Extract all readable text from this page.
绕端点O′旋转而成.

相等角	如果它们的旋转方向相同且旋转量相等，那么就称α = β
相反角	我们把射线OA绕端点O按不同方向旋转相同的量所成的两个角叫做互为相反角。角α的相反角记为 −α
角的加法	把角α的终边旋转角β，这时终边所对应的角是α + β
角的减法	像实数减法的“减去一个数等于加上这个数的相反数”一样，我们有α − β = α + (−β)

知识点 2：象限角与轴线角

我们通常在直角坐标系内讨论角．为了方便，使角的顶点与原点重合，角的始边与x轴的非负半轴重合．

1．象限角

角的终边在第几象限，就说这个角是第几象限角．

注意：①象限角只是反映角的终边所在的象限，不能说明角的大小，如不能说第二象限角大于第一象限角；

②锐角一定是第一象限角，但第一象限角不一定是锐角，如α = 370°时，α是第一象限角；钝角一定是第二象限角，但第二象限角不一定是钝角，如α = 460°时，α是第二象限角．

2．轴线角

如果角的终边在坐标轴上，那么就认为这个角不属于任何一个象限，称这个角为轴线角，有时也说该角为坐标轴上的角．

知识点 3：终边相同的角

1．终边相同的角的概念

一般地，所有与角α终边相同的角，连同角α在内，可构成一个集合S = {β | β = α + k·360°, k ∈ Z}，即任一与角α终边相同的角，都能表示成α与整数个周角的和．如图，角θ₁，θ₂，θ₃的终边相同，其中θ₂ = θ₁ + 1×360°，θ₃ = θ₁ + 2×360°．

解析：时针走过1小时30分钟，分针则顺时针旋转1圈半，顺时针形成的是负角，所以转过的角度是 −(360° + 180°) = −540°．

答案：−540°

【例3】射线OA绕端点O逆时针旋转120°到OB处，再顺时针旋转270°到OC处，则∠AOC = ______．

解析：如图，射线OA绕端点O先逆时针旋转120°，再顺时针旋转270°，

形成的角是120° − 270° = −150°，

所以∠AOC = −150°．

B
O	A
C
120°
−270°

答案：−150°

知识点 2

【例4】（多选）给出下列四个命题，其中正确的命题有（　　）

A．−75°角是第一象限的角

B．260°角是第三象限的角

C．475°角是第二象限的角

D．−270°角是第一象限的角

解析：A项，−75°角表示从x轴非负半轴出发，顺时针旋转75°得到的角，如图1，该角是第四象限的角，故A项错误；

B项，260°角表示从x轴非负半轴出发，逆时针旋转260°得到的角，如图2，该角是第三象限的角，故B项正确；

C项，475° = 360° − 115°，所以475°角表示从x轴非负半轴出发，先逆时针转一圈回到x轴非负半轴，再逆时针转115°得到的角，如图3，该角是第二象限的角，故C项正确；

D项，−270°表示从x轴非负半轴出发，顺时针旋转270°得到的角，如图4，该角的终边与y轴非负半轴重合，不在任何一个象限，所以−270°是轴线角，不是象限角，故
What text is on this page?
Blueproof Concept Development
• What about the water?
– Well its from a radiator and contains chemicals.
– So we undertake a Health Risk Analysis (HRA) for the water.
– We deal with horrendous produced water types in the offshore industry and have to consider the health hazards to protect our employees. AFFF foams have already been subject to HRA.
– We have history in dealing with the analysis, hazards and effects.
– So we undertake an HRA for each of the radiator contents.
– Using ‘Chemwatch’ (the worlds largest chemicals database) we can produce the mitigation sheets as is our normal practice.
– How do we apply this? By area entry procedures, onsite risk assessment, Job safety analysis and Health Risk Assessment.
----
◆ **Problem to solve**:
Take the records above and return them exactly as written.

◆ **Result**:
Extract all readable text from this page.
绕端点O′旋转而成.

相等角	如果它们的旋转方向相同且旋转量相等，那么就称α = β
相反角	我们把射线OA绕端点O按不同方向旋转相同的量所成的两个角叫做互为相反角。角α的相反角记为 −α
角的加法	把角α的终边旋转角β，这时终边所对应的角是α + β
角的减法	像实数减法的“减去一个数等于加上这个数的相反数”一样，我们有α − β = α + (−β)

知识点 2：象限角与轴线角

我们通常在直角坐标系内讨论角．为了方便，使角的顶点与原点重合，角的始边与x轴的非负半轴重合．

1．象限角

角的终边在第几象限，就说这个角是第几象限角．

注意：①象限角只是反映角的终边所在的象限，不能说明角的大小，如不能说第二象限角大于第一象限角；

②锐角一定是第一象限角，但第一象限角不一定是锐角，如α = 370°时，α是第一象限角；钝角一定是第二象限角，但第二象限角不一定是钝角，如α = 460°时，α是第二象限角．

2．轴线角

如果角的终边在坐标轴上，那么就认为这个角不属于任何一个象限，称这个角为轴线角，有时也说该角为坐标轴上的角．

知识点 3：终边相同的角

1．终边相同的角的概念

一般地，所有与角α终边相同的角，连同角α在内，可构成一个集合S = {β | β = α + k·360°, k ∈ Z}，即任一与角α终边相同的角，都能表示成α与整数个周角的和．如图，角θ₁，θ₂，θ₃的终边相同，其中θ₂ = θ₁ + 1×360°，θ₃ = θ₁ + 2×360°．

解析：时针走过1小时30分钟，分针则顺时针旋转1圈半，顺时针形成的是负角，所以转过的角度是 −(360° + 180°) = −540°．

答案：−540°

【例3】射线OA绕端点O逆时针旋转120°到OB处，再顺时针旋转270°到OC处，则∠AOC = ______．

解析：如图，射线OA绕端点O先逆时针旋转120°，再顺时针旋转270°，

形成的角是120° − 270° = −150°，

所以∠AOC = −150°．

B
O	A
C
120°
−270°

答案：−150°

知识点 2

【例4】（多选）给出下列四个命题，其中正确的命题有（　　）

A．−75°角是第一象限的角

B．260°角是第三象限的角

C．475°角是第二象限的角

D．−270°角是第一象限的角

解析：A项，−75°角表示从x轴非负半轴出发，顺时针旋转75°得到的角，如图1，该角是第四象限的角，故A项错误；

B项，260°角表示从x轴非负半轴出发，逆时针旋转260°得到的角，如图2，该角是第三象限的角，故B项正确；

C项，475° = 360° − 115°，所以475°角表示从x轴非负半轴出发，先逆时针转一圈回到x轴非负半轴，再逆时针转115°得到的角，如图3，该角是第二象限的角，故C项正确；

D项，−270°表示从x轴非负半轴出发，顺时针旋转270°得到的角，如图4，该角的终边与y轴非负半轴重合，不在任何一个象限，所以−270°是轴线角，不是象限角，故
What text is on this page?
Blueproof Concept Development
• What about the water?
– Well its from a radiator and contains chemicals.
– So we undertake a Health Risk Analysis (HRA) for the water.
– We deal with horrendous produced water types in the offshore industry and have to consider the health hazards to protect our employees. AFFF foams have already been subject to HRA.
– We have history in dealing with the analysis, hazards and effects.
– So we undertake an HRA for each of the radiator contents.
– Using ‘Chemwatch’ (the worlds largest chemicals database) we can produce the mitigation sheets as is our normal practice.
– How do we apply this? By area entry procedures, onsite risk assessment, Job safety analysis and Health Risk Assessment.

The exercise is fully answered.